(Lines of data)
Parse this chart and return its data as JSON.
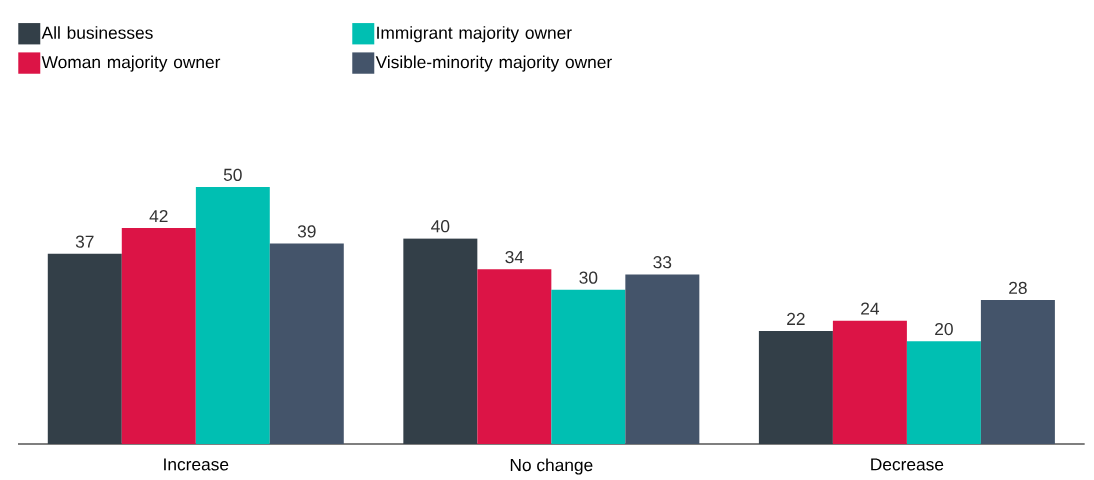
{
  "chart_data": {
    "type": "bar",
    "categories": [
      "Increase",
      "No change",
      "Decrease"
    ],
    "series": [
      {
        "name": "All businesses",
        "color": "#333f48",
        "values": [
          37,
          40,
          22
        ]
      },
      {
        "name": "Woman majority owner",
        "color": "#dc1446",
        "values": [
          42,
          34,
          24
        ]
      },
      {
        "name": "Immigrant majority owner",
        "color": "#00bfb2",
        "values": [
          50,
          30,
          20
        ]
      },
      {
        "name": "Visible-minority majority owner",
        "color": "#44546a",
        "values": [
          39,
          33,
          28
        ]
      }
    ],
    "data_labels": true,
    "legend": "top left"
  }
}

EXERCISE DIRECTIONS
Leave out the pictures and transcribe everything else exactly.

OUTPUT OF THE EXERCISE
Parse this chart and return its data as JSON.
{
  "chart_data": {
    "type": "bar",
    "categories": [
      "Increase",
      "No change",
      "Decrease"
    ],
    "series": [
      {
        "name": "All businesses",
        "color": "#333f48",
        "values": [
          37,
          40,
          22
        ]
      },
      {
        "name": "Woman majority owner",
        "color": "#dc1446",
        "values": [
          42,
          34,
          24
        ]
      },
      {
        "name": "Immigrant majority owner",
        "color": "#00bfb2",
        "values": [
          50,
          30,
          20
        ]
      },
      {
        "name": "Visible-minority majority owner",
        "color": "#44546a",
        "values": [
          39,
          33,
          28
        ]
      }
    ],
    "data_labels": true,
    "legend": "top left"
  }
}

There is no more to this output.